Listed records

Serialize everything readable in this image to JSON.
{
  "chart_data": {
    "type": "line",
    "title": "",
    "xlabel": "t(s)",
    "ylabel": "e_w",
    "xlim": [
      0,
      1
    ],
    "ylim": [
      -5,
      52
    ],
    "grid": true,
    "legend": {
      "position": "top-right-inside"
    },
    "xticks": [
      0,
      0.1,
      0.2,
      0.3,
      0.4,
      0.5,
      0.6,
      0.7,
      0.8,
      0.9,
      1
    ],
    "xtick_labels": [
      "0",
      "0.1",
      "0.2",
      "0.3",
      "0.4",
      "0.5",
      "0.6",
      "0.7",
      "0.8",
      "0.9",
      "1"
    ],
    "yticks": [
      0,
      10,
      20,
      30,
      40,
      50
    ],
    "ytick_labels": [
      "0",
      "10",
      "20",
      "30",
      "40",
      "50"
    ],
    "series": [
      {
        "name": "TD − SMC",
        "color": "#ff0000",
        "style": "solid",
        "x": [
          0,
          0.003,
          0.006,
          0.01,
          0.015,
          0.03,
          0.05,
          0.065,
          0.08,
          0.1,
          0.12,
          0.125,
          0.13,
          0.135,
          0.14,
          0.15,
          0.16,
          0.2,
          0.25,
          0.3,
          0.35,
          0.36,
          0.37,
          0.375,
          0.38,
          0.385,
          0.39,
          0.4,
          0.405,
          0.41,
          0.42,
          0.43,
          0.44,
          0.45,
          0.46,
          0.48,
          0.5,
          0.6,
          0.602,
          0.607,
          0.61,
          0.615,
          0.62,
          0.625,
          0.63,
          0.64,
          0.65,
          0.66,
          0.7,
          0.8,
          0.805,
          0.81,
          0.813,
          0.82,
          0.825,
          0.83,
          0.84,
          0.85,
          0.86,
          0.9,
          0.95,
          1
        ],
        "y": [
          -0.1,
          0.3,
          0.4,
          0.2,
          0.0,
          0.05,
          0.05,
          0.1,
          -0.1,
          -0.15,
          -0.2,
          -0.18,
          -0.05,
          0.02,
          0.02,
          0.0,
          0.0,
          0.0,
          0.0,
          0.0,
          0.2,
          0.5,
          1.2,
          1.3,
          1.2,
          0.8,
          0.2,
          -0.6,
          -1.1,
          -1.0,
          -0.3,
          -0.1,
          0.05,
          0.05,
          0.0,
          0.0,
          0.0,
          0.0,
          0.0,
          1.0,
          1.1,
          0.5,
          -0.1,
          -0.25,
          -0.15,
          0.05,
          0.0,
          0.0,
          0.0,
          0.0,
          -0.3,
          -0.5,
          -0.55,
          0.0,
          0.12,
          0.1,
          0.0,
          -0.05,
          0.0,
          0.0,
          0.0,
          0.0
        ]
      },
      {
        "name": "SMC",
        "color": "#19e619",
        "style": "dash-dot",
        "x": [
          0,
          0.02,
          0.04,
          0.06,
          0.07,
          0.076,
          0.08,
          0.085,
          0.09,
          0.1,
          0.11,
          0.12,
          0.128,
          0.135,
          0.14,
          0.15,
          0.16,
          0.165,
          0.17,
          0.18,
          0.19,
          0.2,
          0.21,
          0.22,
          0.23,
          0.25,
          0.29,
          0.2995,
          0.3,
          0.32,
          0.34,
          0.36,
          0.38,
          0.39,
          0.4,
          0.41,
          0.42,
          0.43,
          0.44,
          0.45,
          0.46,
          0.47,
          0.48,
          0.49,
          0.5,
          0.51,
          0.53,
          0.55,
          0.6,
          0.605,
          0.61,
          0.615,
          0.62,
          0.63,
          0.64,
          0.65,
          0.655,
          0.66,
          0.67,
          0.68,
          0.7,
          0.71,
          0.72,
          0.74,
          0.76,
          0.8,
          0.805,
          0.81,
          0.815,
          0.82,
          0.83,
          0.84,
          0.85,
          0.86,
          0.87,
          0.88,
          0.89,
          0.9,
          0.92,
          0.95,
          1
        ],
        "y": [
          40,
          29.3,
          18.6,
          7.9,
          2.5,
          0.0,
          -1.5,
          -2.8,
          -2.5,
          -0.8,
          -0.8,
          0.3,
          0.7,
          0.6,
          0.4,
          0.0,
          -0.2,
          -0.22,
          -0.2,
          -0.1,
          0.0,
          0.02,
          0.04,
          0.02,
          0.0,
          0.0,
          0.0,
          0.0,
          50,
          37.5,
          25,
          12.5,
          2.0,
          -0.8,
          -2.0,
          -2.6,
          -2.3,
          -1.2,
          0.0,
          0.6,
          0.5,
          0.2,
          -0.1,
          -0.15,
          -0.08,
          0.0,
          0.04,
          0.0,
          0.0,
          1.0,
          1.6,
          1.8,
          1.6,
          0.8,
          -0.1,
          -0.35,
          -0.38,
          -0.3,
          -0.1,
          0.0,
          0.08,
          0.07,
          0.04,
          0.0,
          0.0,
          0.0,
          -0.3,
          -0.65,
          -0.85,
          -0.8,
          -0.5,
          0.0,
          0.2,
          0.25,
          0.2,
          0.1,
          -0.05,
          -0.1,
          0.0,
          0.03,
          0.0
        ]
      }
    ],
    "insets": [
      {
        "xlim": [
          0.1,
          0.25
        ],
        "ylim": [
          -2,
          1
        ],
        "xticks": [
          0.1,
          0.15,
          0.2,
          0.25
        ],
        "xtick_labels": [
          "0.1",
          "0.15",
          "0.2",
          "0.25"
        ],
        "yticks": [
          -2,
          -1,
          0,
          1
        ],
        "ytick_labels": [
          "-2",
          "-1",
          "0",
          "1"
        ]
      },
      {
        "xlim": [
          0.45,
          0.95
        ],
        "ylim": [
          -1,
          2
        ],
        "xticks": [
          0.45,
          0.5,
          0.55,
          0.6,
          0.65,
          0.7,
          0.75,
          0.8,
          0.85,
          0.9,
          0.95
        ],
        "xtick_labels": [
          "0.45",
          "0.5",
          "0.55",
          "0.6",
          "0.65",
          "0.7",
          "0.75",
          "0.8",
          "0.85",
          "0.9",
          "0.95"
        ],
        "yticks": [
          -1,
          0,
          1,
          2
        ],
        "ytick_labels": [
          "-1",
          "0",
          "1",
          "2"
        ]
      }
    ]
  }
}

Exercise details
Make an exact copy of all the data.

Written reply
Serialize everything readable in this image to JSON.
{
  "chart_data": {
    "type": "line",
    "title": "",
    "xlabel": "t(s)",
    "ylabel": "e_w",
    "xlim": [
      0,
      1
    ],
    "ylim": [
      -5,
      52
    ],
    "grid": true,
    "legend": {
      "position": "top-right-inside"
    },
    "xticks": [
      0,
      0.1,
      0.2,
      0.3,
      0.4,
      0.5,
      0.6,
      0.7,
      0.8,
      0.9,
      1
    ],
    "xtick_labels": [
      "0",
      "0.1",
      "0.2",
      "0.3",
      "0.4",
      "0.5",
      "0.6",
      "0.7",
      "0.8",
      "0.9",
      "1"
    ],
    "yticks": [
      0,
      10,
      20,
      30,
      40,
      50
    ],
    "ytick_labels": [
      "0",
      "10",
      "20",
      "30",
      "40",
      "50"
    ],
    "series": [
      {
        "name": "TD − SMC",
        "color": "#ff0000",
        "style": "solid",
        "x": [
          0,
          0.003,
          0.006,
          0.01,
          0.015,
          0.03,
          0.05,
          0.065,
          0.08,
          0.1,
          0.12,
          0.125,
          0.13,
          0.135,
          0.14,
          0.15,
          0.16,
          0.2,
          0.25,
          0.3,
          0.35,
          0.36,
          0.37,
          0.375,
          0.38,
          0.385,
          0.39,
          0.4,
          0.405,
          0.41,
          0.42,
          0.43,
          0.44,
          0.45,
          0.46,
          0.48,
          0.5,
          0.6,
          0.602,
          0.607,
          0.61,
          0.615,
          0.62,
          0.625,
          0.63,
          0.64,
          0.65,
          0.66,
          0.7,
          0.8,
          0.805,
          0.81,
          0.813,
          0.82,
          0.825,
          0.83,
          0.84,
          0.85,
          0.86,
          0.9,
          0.95,
          1
        ],
        "y": [
          -0.1,
          0.3,
          0.4,
          0.2,
          0.0,
          0.05,
          0.05,
          0.1,
          -0.1,
          -0.15,
          -0.2,
          -0.18,
          -0.05,
          0.02,
          0.02,
          0.0,
          0.0,
          0.0,
          0.0,
          0.0,
          0.2,
          0.5,
          1.2,
          1.3,
          1.2,
          0.8,
          0.2,
          -0.6,
          -1.1,
          -1.0,
          -0.3,
          -0.1,
          0.05,
          0.05,
          0.0,
          0.0,
          0.0,
          0.0,
          0.0,
          1.0,
          1.1,
          0.5,
          -0.1,
          -0.25,
          -0.15,
          0.05,
          0.0,
          0.0,
          0.0,
          0.0,
          -0.3,
          -0.5,
          -0.55,
          0.0,
          0.12,
          0.1,
          0.0,
          -0.05,
          0.0,
          0.0,
          0.0,
          0.0
        ]
      },
      {
        "name": "SMC",
        "color": "#19e619",
        "style": "dash-dot",
        "x": [
          0,
          0.02,
          0.04,
          0.06,
          0.07,
          0.076,
          0.08,
          0.085,
          0.09,
          0.1,
          0.11,
          0.12,
          0.128,
          0.135,
          0.14,
          0.15,
          0.16,
          0.165,
          0.17,
          0.18,
          0.19,
          0.2,
          0.21,
          0.22,
          0.23,
          0.25,
          0.29,
          0.2995,
          0.3,
          0.32,
          0.34,
          0.36,
          0.38,
          0.39,
          0.4,
          0.41,
          0.42,
          0.43,
          0.44,
          0.45,
          0.46,
          0.47,
          0.48,
          0.49,
          0.5,
          0.51,
          0.53,
          0.55,
          0.6,
          0.605,
          0.61,
          0.615,
          0.62,
          0.63,
          0.64,
          0.65,
          0.655,
          0.66,
          0.67,
          0.68,
          0.7,
          0.71,
          0.72,
          0.74,
          0.76,
          0.8,
          0.805,
          0.81,
          0.815,
          0.82,
          0.83,
          0.84,
          0.85,
          0.86,
          0.87,
          0.88,
          0.89,
          0.9,
          0.92,
          0.95,
          1
        ],
        "y": [
          40,
          29.3,
          18.6,
          7.9,
          2.5,
          0.0,
          -1.5,
          -2.8,
          -2.5,
          -0.8,
          -0.8,
          0.3,
          0.7,
          0.6,
          0.4,
          0.0,
          -0.2,
          -0.22,
          -0.2,
          -0.1,
          0.0,
          0.02,
          0.04,
          0.02,
          0.0,
          0.0,
          0.0,
          0.0,
          50,
          37.5,
          25,
          12.5,
          2.0,
          -0.8,
          -2.0,
          -2.6,
          -2.3,
          -1.2,
          0.0,
          0.6,
          0.5,
          0.2,
          -0.1,
          -0.15,
          -0.08,
          0.0,
          0.04,
          0.0,
          0.0,
          1.0,
          1.6,
          1.8,
          1.6,
          0.8,
          -0.1,
          -0.35,
          -0.38,
          -0.3,
          -0.1,
          0.0,
          0.08,
          0.07,
          0.04,
          0.0,
          0.0,
          0.0,
          -0.3,
          -0.65,
          -0.85,
          -0.8,
          -0.5,
          0.0,
          0.2,
          0.25,
          0.2,
          0.1,
          -0.05,
          -0.1,
          0.0,
          0.03,
          0.0
        ]
      }
    ],
    "insets": [
      {
        "xlim": [
          0.1,
          0.25
        ],
        "ylim": [
          -2,
          1
        ],
        "xticks": [
          0.1,
          0.15,
          0.2,
          0.25
        ],
        "xtick_labels": [
          "0.1",
          "0.15",
          "0.2",
          "0.25"
        ],
        "yticks": [
          -2,
          -1,
          0,
          1
        ],
        "ytick_labels": [
          "-2",
          "-1",
          "0",
          "1"
        ]
      },
      {
        "xlim": [
          0.45,
          0.95
        ],
        "ylim": [
          -1,
          2
        ],
        "xticks": [
          0.45,
          0.5,
          0.55,
          0.6,
          0.65,
          0.7,
          0.75,
          0.8,
          0.85,
          0.9,
          0.95
        ],
        "xtick_labels": [
          "0.45",
          "0.5",
          "0.55",
          "0.6",
          "0.65",
          "0.7",
          "0.75",
          "0.8",
          "0.85",
          "0.9",
          "0.95"
        ],
        "yticks": [
          -1,
          0,
          1,
          2
        ],
        "ytick_labels": [
          "-1",
          "0",
          "1",
          "2"
        ]
      }
    ]
  }
}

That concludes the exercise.